§ What the exercise asks: Quote all of the data that follows exactly as written, skipping the images.

[Recorded data]
========================
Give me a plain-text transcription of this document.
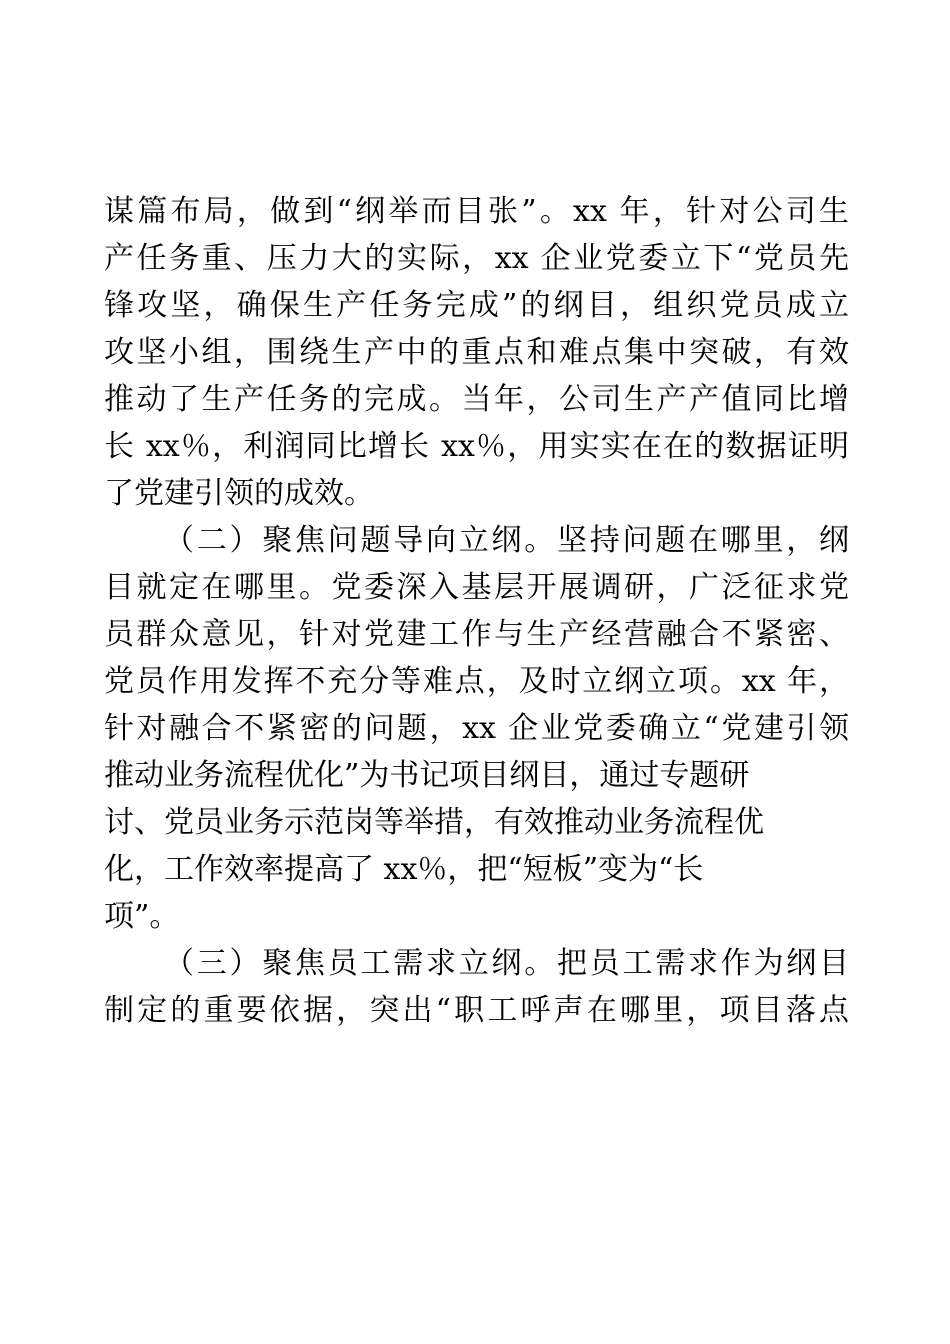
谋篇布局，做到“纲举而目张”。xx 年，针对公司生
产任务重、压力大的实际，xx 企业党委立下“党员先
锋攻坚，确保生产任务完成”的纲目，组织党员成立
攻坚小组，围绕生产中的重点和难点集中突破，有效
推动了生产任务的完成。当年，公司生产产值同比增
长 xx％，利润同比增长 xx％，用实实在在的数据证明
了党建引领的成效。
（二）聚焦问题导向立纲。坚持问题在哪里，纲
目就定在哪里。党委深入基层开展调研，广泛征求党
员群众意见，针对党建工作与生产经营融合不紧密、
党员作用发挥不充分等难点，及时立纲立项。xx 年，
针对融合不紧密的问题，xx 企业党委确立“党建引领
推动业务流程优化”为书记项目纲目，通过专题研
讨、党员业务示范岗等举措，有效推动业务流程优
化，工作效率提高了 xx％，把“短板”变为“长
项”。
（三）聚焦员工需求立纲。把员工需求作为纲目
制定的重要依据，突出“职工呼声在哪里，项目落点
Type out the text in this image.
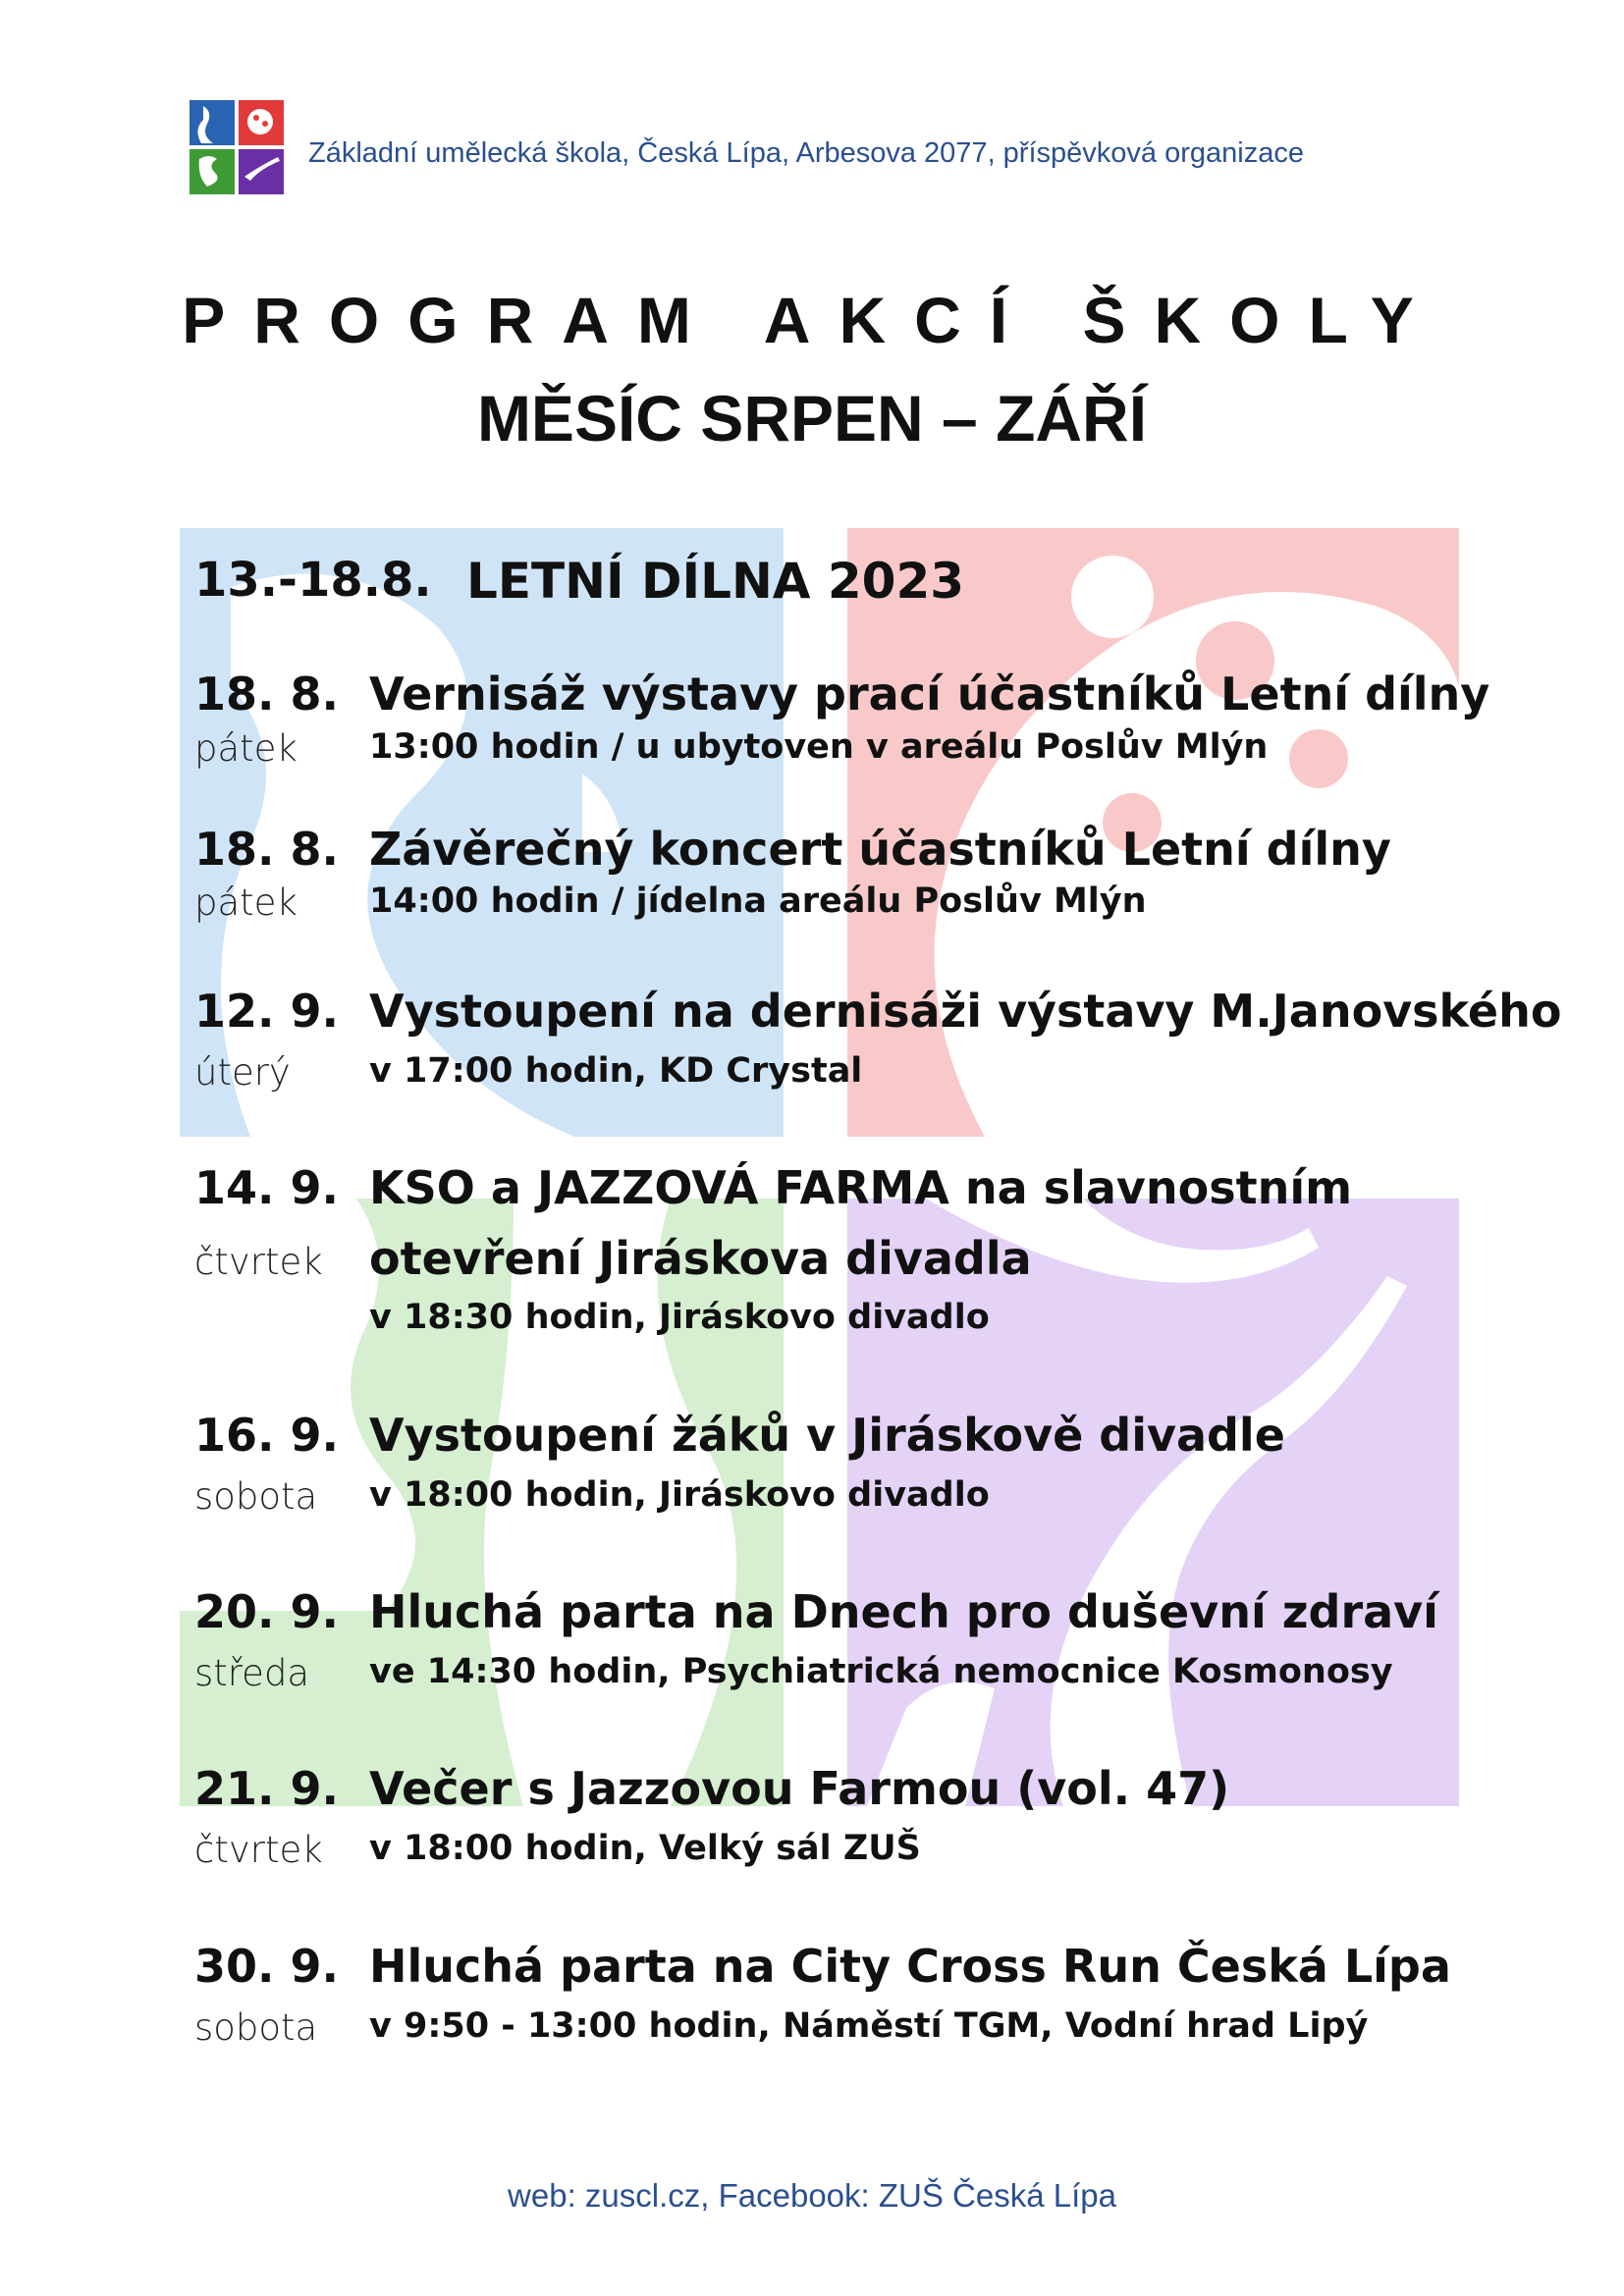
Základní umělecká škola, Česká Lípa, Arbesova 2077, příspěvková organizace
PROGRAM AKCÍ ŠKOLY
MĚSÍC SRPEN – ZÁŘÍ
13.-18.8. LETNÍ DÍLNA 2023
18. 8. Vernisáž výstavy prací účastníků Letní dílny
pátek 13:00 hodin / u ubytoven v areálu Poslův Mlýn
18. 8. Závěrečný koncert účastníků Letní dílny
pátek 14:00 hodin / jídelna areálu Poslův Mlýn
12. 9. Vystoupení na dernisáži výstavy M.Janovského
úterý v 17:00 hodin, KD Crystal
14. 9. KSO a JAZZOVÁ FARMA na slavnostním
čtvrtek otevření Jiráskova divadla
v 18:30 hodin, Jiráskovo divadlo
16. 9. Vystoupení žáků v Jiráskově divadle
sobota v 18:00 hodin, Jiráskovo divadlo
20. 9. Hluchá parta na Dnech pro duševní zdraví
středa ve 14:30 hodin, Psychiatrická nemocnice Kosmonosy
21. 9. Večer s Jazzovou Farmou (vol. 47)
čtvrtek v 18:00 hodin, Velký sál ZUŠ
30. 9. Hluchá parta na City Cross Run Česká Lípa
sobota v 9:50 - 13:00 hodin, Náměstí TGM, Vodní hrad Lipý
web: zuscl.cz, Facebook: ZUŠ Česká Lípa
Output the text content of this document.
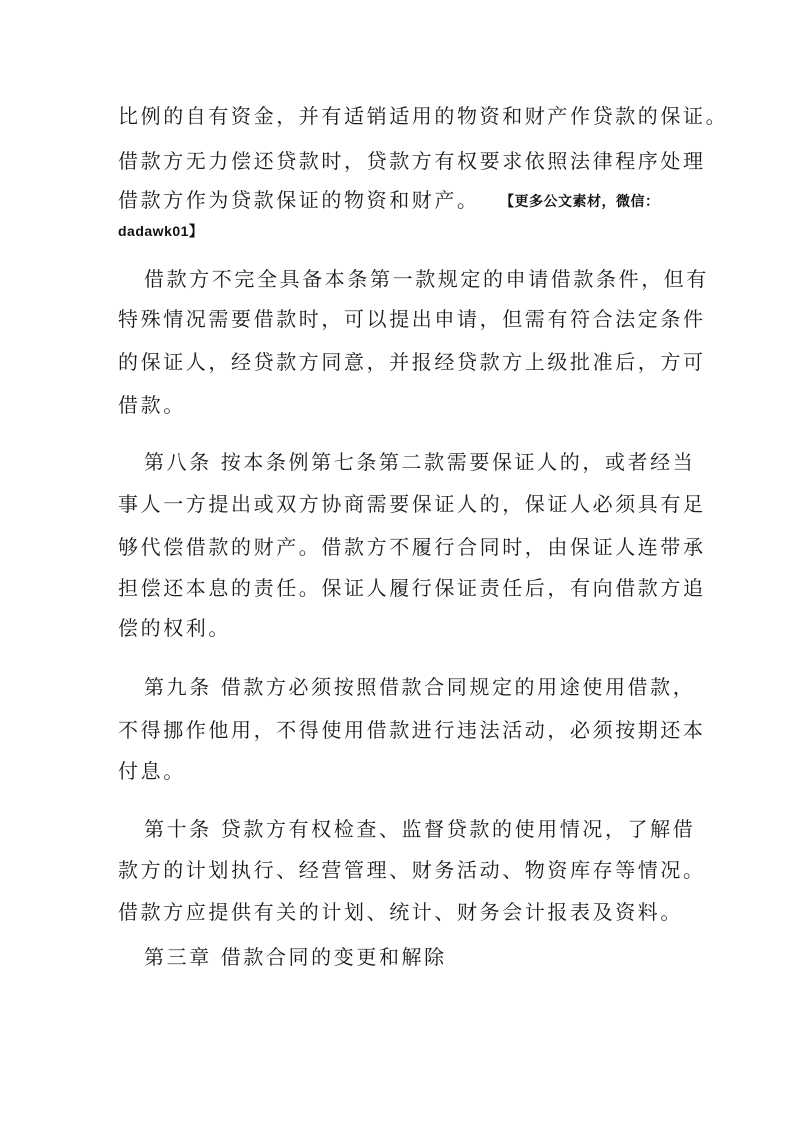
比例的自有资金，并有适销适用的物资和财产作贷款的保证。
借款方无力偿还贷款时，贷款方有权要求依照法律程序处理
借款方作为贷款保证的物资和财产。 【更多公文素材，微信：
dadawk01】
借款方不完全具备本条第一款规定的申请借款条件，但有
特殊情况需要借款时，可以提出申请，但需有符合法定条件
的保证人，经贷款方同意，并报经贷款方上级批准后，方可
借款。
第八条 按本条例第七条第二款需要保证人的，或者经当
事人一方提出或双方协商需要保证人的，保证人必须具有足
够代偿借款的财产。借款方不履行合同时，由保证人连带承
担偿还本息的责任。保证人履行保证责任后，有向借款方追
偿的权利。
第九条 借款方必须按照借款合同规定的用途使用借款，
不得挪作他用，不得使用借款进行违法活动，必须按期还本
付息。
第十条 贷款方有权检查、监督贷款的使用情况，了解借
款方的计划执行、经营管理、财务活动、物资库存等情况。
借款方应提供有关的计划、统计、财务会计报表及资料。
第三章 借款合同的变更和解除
========================
§ Output below:
Give me a plain-text transcription of this document.
谋篇布局，做到“纲举而目张”。xx 年，针对公司生
产任务重、压力大的实际，xx 企业党委立下“党员先
锋攻坚，确保生产任务完成”的纲目，组织党员成立
攻坚小组，围绕生产中的重点和难点集中突破，有效
推动了生产任务的完成。当年，公司生产产值同比增
长 xx％，利润同比增长 xx％，用实实在在的数据证明
了党建引领的成效。
（二）聚焦问题导向立纲。坚持问题在哪里，纲
目就定在哪里。党委深入基层开展调研，广泛征求党
员群众意见，针对党建工作与生产经营融合不紧密、
党员作用发挥不充分等难点，及时立纲立项。xx 年，
针对融合不紧密的问题，xx 企业党委确立“党建引领
推动业务流程优化”为书记项目纲目，通过专题研
讨、党员业务示范岗等举措，有效推动业务流程优
化，工作效率提高了 xx％，把“短板”变为“长
项”。
（三）聚焦员工需求立纲。把员工需求作为纲目
制定的重要依据，突出“职工呼声在哪里，项目落点
Type out the text in this image.
Základní umělecká škola, Česká Lípa, Arbesova 2077, příspěvková organizace
PROGRAM AKCÍ ŠKOLY
MĚSÍC SRPEN – ZÁŘÍ
13.-18.8. LETNÍ DÍLNA 2023
18. 8. Vernisáž výstavy prací účastníků Letní dílny
pátek 13:00 hodin / u ubytoven v areálu Poslův Mlýn
18. 8. Závěrečný koncert účastníků Letní dílny
pátek 14:00 hodin / jídelna areálu Poslův Mlýn
12. 9. Vystoupení na dernisáži výstavy M.Janovského
úterý v 17:00 hodin, KD Crystal
14. 9. KSO a JAZZOVÁ FARMA na slavnostním
čtvrtek otevření Jiráskova divadla
v 18:30 hodin, Jiráskovo divadlo
16. 9. Vystoupení žáků v Jiráskově divadle
sobota v 18:00 hodin, Jiráskovo divadlo
20. 9. Hluchá parta na Dnech pro duševní zdraví
středa ve 14:30 hodin, Psychiatrická nemocnice Kosmonosy
21. 9. Večer s Jazzovou Farmou (vol. 47)
čtvrtek v 18:00 hodin, Velký sál ZUŠ
30. 9. Hluchá parta na City Cross Run Česká Lípa
sobota v 9:50 - 13:00 hodin, Náměstí TGM, Vodní hrad Lipý
web: zuscl.cz, Facebook: ZUŠ Česká Lípa
Output the text content of this document.
比例的自有资金，并有适销适用的物资和财产作贷款的保证。
借款方无力偿还贷款时，贷款方有权要求依照法律程序处理
借款方作为贷款保证的物资和财产。 【更多公文素材，微信：
dadawk01】
借款方不完全具备本条第一款规定的申请借款条件，但有
特殊情况需要借款时，可以提出申请，但需有符合法定条件
的保证人，经贷款方同意，并报经贷款方上级批准后，方可
借款。
第八条 按本条例第七条第二款需要保证人的，或者经当
事人一方提出或双方协商需要保证人的，保证人必须具有足
够代偿借款的财产。借款方不履行合同时，由保证人连带承
担偿还本息的责任。保证人履行保证责任后，有向借款方追
偿的权利。
第九条 借款方必须按照借款合同规定的用途使用借款，
不得挪作他用，不得使用借款进行违法活动，必须按期还本
付息。
第十条 贷款方有权检查、监督贷款的使用情况，了解借
款方的计划执行、经营管理、财务活动、物资库存等情况。
借款方应提供有关的计划、统计、财务会计报表及资料。
第三章 借款合同的变更和解除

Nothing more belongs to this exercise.